Go through each line of the records below and count those with the word "content". Give only the count.
── Records provided ──
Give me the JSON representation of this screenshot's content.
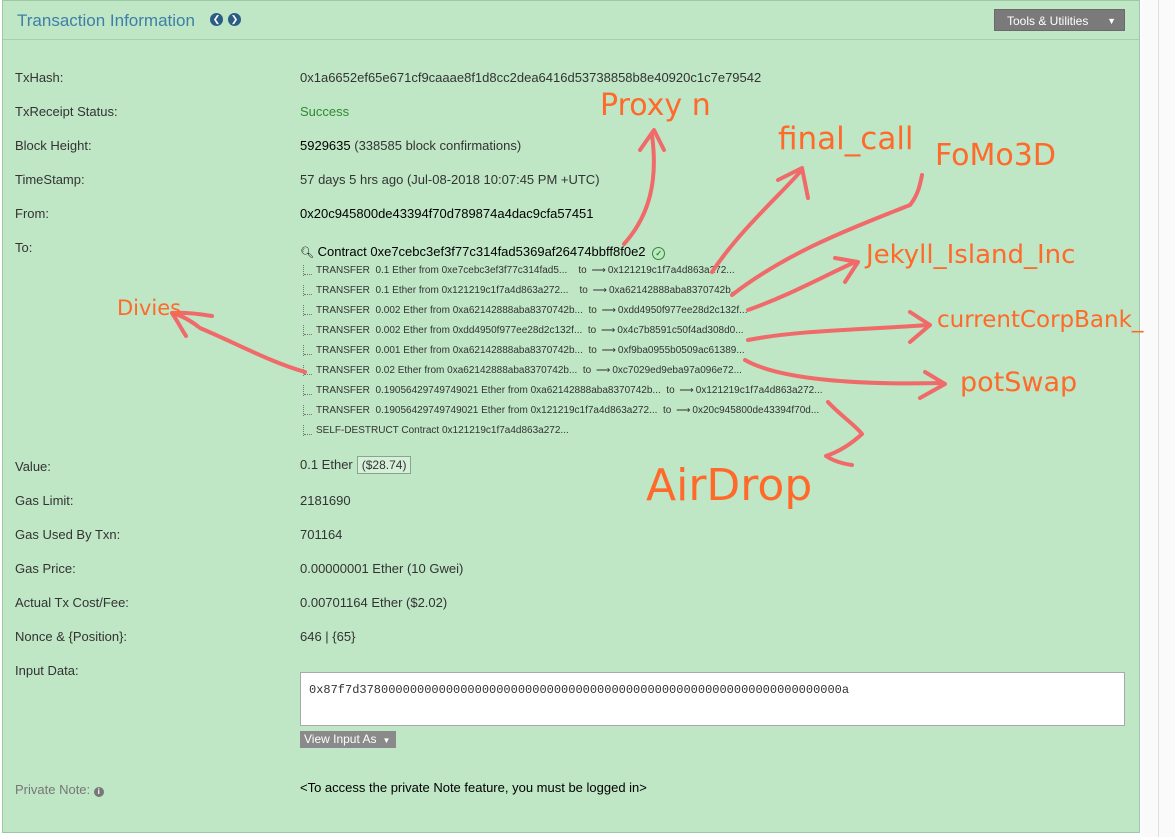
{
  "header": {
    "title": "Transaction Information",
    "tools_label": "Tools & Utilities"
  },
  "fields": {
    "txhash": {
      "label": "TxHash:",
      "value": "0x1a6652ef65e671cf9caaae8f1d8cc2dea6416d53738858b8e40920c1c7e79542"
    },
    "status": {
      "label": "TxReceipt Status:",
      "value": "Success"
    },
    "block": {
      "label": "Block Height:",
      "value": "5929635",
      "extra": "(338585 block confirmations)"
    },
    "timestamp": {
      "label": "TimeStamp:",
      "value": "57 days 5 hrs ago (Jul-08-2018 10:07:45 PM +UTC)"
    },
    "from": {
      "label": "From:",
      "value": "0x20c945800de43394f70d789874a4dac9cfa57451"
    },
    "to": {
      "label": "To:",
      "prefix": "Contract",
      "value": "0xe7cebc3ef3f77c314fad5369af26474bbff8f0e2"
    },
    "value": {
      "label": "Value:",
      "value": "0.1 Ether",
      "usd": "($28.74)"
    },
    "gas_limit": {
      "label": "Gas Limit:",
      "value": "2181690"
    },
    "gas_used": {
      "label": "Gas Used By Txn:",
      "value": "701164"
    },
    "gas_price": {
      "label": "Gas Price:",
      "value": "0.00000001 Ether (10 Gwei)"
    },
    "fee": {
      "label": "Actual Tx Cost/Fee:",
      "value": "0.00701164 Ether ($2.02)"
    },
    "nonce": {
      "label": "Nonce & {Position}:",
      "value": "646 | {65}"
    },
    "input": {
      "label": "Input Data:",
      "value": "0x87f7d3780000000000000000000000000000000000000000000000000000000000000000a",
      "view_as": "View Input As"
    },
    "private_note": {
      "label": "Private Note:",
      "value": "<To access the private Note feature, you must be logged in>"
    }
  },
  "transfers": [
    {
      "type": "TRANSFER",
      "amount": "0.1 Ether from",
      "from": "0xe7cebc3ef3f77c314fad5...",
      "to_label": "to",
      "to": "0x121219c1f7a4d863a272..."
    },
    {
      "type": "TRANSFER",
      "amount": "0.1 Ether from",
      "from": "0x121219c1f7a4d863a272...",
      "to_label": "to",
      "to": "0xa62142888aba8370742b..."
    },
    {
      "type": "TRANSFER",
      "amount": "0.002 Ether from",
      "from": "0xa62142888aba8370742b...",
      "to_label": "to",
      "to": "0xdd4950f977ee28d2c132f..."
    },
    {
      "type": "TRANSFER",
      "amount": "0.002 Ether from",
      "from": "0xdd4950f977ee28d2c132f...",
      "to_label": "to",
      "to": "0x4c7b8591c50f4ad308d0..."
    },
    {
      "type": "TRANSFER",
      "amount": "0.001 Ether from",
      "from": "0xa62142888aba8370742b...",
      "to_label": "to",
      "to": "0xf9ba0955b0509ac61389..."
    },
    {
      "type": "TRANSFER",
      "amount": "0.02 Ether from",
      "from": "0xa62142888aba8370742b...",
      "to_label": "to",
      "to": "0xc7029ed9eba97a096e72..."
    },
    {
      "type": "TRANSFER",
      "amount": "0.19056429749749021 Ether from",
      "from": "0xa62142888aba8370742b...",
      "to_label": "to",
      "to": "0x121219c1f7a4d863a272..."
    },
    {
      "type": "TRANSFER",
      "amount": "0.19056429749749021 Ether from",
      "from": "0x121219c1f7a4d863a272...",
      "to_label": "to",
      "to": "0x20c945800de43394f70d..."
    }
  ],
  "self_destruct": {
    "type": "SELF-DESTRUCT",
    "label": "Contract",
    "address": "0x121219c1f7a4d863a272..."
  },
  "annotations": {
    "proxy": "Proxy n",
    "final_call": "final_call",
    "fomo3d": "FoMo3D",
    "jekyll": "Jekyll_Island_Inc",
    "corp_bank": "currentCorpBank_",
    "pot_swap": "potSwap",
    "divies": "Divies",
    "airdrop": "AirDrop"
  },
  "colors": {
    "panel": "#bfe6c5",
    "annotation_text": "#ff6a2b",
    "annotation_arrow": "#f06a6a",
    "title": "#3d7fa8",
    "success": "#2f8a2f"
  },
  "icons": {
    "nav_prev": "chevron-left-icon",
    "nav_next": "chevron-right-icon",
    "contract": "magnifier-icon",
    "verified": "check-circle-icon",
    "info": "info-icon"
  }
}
───
── Records provided ──
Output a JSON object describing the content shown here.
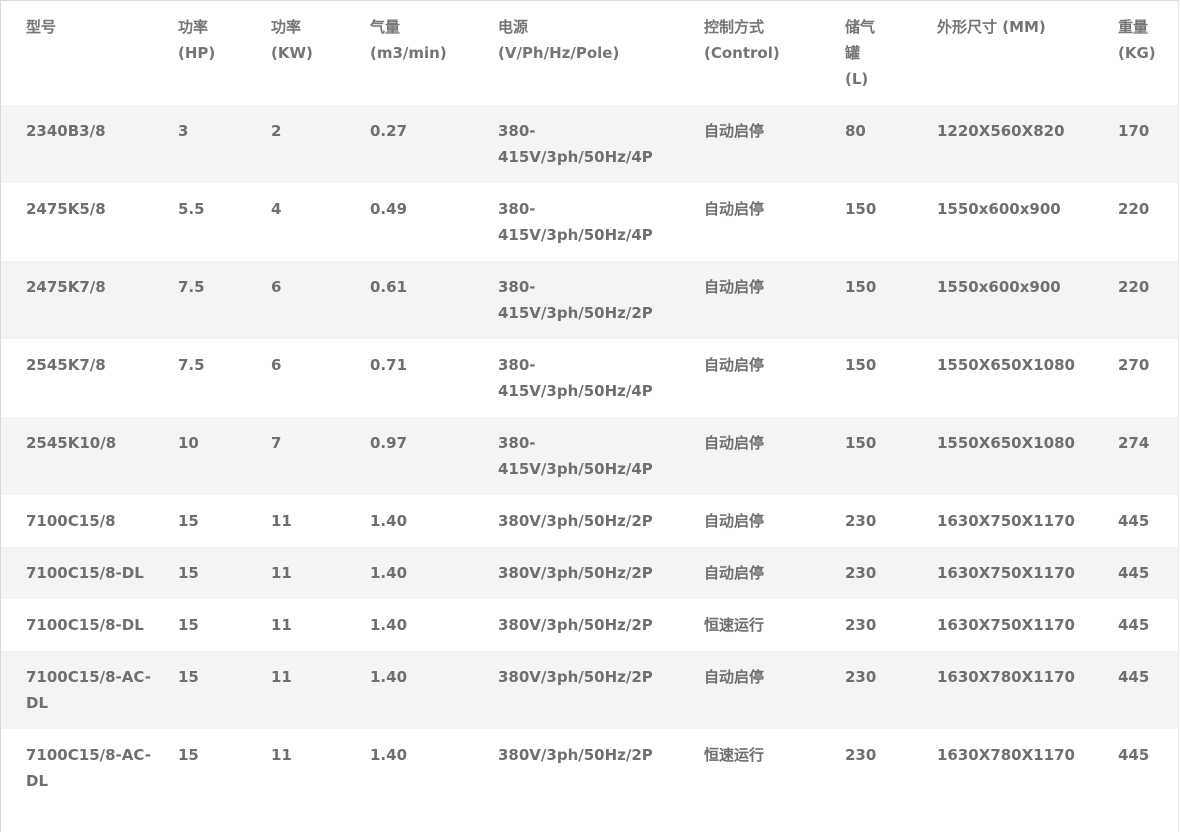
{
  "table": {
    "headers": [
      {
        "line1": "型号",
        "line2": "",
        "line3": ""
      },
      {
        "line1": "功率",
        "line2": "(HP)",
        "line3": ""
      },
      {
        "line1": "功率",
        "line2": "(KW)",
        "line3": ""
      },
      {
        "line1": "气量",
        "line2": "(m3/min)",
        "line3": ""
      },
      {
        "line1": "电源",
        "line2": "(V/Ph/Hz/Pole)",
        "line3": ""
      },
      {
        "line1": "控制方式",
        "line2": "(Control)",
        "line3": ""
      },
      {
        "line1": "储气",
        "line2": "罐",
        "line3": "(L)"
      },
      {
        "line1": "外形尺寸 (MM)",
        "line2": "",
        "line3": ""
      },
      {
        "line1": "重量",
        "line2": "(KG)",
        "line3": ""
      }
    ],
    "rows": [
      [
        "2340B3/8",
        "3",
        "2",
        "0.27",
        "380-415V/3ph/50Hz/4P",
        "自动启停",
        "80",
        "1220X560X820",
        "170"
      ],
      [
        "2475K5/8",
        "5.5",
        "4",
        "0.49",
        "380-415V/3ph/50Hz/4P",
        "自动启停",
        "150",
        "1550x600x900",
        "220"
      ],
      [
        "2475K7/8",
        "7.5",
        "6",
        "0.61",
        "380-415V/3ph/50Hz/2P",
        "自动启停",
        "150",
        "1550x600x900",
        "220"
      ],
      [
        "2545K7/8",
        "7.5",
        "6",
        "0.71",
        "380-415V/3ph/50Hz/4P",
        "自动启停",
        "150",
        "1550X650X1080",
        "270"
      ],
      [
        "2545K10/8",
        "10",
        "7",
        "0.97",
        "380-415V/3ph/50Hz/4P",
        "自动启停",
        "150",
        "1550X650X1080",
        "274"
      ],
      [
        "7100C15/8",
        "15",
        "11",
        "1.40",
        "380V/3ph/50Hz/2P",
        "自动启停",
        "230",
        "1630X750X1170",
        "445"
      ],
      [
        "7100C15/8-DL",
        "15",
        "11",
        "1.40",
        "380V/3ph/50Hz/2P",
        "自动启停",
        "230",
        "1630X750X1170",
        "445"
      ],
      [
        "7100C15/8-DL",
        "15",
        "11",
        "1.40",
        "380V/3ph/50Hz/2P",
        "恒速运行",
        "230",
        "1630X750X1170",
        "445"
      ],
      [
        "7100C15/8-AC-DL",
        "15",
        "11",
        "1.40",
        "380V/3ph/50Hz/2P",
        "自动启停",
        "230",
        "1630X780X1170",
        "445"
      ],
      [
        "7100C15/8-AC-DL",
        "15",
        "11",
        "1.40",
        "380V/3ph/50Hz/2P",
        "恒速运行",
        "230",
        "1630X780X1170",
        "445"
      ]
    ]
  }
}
───
── Records provided ──
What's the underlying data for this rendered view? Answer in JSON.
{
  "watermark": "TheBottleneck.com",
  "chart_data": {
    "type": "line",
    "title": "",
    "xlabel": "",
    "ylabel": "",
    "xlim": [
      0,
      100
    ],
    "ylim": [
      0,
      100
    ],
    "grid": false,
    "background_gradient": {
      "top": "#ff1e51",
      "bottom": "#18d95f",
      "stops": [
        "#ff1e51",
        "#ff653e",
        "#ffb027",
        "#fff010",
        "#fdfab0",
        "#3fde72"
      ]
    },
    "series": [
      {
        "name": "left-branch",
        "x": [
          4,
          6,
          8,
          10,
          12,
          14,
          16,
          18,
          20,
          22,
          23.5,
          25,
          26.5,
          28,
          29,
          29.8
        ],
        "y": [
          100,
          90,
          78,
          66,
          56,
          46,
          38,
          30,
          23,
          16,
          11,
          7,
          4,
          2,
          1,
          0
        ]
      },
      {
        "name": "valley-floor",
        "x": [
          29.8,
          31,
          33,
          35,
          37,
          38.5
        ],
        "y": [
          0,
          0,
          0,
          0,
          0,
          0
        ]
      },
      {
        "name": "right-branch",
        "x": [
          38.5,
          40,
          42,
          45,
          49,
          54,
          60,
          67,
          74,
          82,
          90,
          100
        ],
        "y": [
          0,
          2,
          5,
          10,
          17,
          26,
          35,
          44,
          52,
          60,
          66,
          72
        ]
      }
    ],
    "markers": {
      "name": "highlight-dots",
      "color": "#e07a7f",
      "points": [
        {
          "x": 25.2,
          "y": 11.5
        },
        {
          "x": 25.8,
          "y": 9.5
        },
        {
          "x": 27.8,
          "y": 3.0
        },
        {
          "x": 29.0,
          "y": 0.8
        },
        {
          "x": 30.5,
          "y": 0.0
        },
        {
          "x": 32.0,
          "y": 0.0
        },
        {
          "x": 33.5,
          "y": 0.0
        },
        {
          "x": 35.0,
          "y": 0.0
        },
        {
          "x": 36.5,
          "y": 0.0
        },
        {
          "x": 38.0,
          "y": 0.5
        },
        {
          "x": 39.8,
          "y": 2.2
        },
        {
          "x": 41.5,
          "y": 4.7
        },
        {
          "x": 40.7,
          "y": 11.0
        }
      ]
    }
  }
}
───
- [Answer for this exercise]:
2